Task objective:
Return each line containing "Workload".

>> Begin

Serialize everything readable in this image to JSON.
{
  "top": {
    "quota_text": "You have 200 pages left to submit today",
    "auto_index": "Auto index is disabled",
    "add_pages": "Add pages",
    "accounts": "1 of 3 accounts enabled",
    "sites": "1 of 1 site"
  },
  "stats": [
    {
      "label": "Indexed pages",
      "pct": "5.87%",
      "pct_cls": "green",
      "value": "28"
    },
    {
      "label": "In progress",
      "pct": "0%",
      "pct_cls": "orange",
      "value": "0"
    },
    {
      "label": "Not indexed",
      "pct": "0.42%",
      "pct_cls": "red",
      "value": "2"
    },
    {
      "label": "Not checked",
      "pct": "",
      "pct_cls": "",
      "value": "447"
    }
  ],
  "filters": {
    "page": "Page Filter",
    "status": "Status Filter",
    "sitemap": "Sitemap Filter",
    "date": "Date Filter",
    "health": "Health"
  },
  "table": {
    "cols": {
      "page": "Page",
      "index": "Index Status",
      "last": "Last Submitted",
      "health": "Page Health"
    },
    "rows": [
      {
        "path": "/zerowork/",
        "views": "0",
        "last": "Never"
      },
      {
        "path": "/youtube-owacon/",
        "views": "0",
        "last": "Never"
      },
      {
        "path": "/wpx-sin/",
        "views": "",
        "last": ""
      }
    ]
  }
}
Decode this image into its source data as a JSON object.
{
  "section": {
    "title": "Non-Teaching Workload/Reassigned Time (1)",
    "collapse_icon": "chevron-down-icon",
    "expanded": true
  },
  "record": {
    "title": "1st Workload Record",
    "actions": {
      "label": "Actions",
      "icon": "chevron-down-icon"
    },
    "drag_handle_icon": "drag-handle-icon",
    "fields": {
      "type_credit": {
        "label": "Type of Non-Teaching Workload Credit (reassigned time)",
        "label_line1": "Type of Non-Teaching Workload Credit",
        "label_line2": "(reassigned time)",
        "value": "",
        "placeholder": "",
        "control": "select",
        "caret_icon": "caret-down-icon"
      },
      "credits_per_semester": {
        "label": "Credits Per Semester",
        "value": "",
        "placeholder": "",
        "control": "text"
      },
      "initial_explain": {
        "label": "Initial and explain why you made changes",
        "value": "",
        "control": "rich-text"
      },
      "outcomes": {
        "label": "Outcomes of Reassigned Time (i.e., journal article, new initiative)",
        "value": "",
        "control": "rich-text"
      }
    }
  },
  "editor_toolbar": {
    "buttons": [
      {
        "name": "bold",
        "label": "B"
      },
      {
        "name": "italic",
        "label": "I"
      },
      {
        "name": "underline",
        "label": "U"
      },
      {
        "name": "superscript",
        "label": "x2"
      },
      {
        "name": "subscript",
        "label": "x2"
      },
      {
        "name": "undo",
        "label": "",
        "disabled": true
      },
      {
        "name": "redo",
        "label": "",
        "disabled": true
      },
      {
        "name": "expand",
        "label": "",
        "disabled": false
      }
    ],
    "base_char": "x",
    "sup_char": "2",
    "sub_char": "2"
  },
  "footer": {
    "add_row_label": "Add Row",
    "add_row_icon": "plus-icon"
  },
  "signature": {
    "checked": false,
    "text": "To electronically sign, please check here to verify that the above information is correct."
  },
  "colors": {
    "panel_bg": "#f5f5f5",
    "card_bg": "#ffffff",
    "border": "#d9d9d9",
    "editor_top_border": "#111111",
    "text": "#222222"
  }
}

>> End

Completed task:
    "title": "Non-Teaching Workload/Reassigned Time (1)",
    "title": "1st Workload Record",
        "label": "Type of Non-Teaching Workload Credit (reassigned time)",
        "label_line1": "Type of Non-Teaching Workload Credit",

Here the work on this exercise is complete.